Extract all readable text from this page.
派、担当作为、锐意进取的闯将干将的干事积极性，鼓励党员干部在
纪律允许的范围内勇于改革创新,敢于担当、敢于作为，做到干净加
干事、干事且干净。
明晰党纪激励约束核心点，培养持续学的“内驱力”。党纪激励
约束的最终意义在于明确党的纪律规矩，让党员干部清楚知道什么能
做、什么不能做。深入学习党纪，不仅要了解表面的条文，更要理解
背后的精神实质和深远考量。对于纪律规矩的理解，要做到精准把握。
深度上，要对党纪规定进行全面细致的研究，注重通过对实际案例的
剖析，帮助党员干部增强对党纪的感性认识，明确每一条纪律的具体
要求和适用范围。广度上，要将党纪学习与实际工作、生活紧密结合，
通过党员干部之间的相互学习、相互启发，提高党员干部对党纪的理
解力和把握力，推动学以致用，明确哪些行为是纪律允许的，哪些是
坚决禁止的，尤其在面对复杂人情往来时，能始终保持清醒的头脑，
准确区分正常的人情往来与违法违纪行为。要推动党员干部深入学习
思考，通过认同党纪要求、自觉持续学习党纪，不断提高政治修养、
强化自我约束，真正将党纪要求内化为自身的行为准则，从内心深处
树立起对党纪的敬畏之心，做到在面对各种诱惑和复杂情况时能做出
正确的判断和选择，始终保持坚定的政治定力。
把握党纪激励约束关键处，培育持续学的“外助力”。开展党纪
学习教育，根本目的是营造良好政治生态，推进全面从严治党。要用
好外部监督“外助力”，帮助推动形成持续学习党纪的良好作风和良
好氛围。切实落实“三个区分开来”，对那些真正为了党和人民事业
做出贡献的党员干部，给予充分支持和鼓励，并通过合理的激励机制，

■ ■ ■

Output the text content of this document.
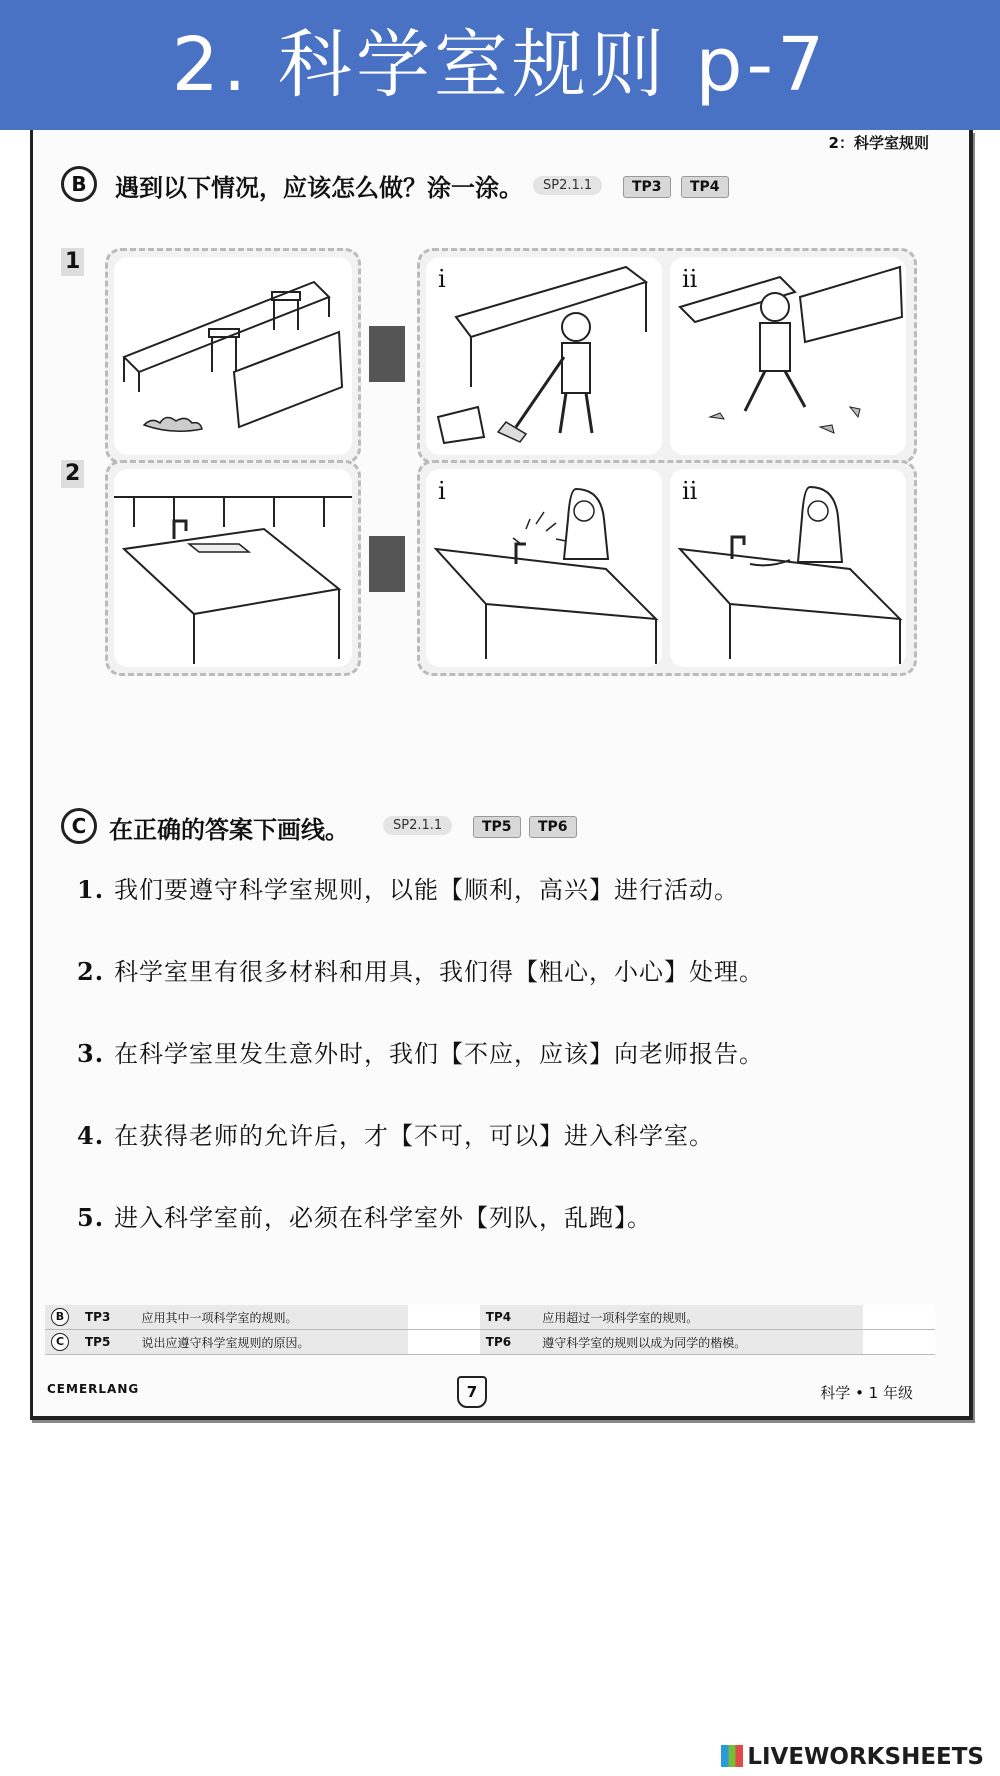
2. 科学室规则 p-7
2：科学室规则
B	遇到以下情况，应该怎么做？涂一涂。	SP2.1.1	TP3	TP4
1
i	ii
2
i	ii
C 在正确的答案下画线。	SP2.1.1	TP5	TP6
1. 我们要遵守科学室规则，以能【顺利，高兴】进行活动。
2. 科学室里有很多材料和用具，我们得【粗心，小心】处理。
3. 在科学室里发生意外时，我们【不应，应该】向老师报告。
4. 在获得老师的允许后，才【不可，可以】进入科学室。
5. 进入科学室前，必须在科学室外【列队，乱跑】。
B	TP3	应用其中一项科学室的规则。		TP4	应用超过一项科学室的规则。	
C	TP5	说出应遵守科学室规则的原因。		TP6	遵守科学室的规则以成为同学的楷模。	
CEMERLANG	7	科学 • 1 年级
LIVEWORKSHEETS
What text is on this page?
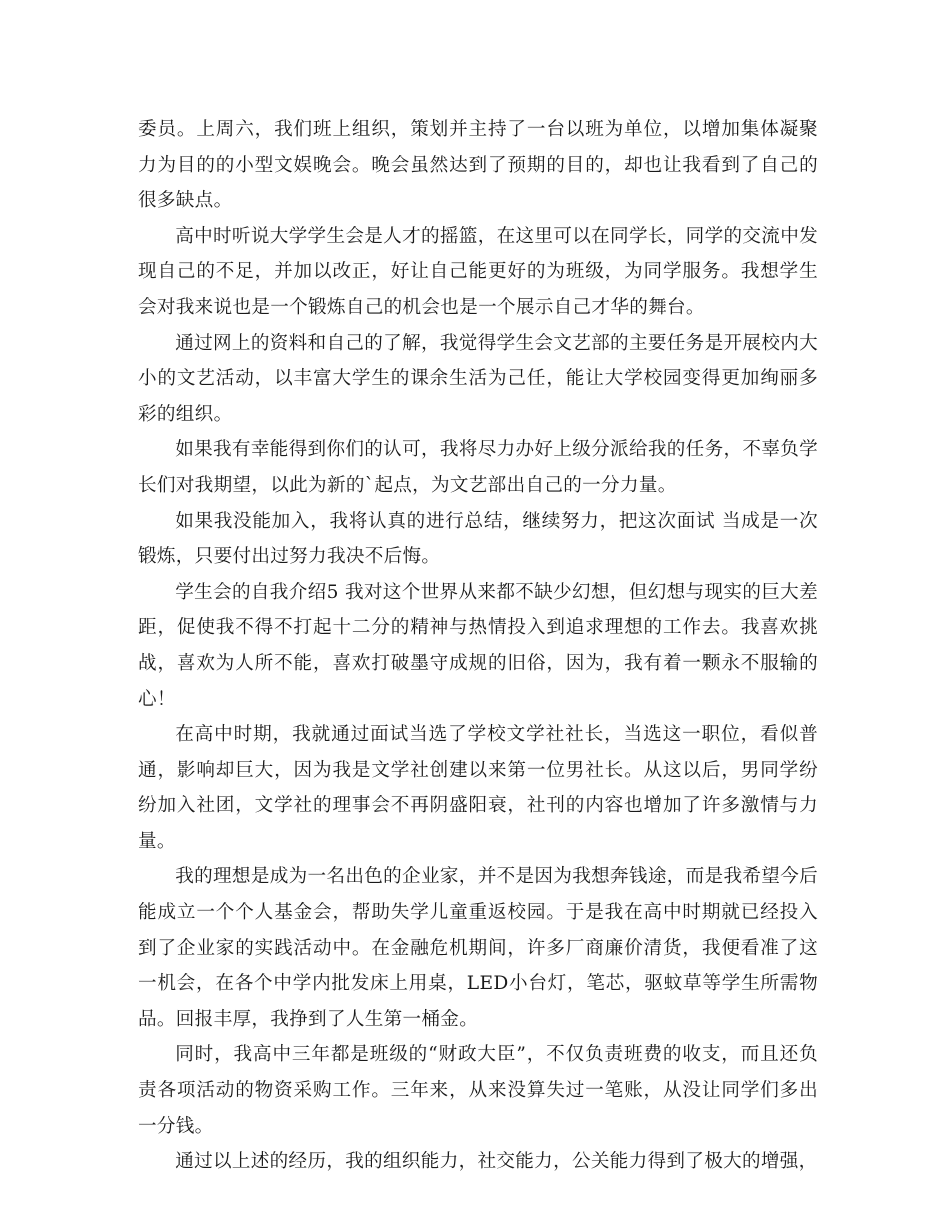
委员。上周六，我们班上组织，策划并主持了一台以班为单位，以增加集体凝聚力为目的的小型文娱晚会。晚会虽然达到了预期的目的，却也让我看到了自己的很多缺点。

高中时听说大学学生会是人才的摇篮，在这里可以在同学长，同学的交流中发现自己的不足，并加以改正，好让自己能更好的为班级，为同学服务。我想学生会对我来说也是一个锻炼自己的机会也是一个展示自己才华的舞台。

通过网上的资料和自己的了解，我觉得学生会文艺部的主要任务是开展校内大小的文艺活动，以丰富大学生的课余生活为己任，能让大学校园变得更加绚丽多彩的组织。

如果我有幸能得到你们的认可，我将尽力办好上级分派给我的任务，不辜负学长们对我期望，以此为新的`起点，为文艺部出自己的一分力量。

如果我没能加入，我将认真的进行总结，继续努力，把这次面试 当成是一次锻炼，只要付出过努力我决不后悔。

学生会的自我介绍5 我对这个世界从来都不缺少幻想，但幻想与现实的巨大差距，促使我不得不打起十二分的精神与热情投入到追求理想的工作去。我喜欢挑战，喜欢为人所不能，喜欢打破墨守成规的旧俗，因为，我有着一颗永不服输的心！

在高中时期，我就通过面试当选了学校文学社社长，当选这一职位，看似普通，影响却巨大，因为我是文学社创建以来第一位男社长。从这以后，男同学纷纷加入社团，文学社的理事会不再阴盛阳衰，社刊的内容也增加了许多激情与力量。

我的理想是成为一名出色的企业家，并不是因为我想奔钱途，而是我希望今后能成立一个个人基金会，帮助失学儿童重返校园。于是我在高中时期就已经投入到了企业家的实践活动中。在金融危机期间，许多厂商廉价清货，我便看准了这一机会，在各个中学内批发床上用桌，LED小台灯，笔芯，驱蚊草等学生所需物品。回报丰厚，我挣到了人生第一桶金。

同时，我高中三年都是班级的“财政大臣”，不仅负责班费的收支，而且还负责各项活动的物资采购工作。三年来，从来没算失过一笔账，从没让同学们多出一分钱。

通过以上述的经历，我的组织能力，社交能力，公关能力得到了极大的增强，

■ ■ ■

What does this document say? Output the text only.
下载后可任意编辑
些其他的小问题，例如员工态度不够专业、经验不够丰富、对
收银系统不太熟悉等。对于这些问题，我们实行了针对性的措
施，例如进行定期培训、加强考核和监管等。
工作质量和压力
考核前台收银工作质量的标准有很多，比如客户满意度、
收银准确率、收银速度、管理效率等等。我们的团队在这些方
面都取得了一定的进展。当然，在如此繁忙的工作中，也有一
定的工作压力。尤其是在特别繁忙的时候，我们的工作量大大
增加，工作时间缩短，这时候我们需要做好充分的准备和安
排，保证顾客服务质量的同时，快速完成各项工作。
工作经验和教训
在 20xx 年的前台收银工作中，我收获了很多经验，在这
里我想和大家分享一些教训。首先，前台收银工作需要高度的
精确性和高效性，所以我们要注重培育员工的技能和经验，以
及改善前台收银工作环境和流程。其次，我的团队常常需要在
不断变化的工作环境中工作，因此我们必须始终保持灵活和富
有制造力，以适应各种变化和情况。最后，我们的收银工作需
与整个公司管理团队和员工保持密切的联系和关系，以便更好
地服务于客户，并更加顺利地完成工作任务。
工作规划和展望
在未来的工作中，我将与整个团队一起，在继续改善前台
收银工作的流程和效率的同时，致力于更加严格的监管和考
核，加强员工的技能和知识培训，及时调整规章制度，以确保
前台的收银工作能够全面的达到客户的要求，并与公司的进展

■ ■ ■

To do> From the entries above, list each line with "Output" in it.

Written reply>
Output the text content of this document.
What does this document say? Output the text only.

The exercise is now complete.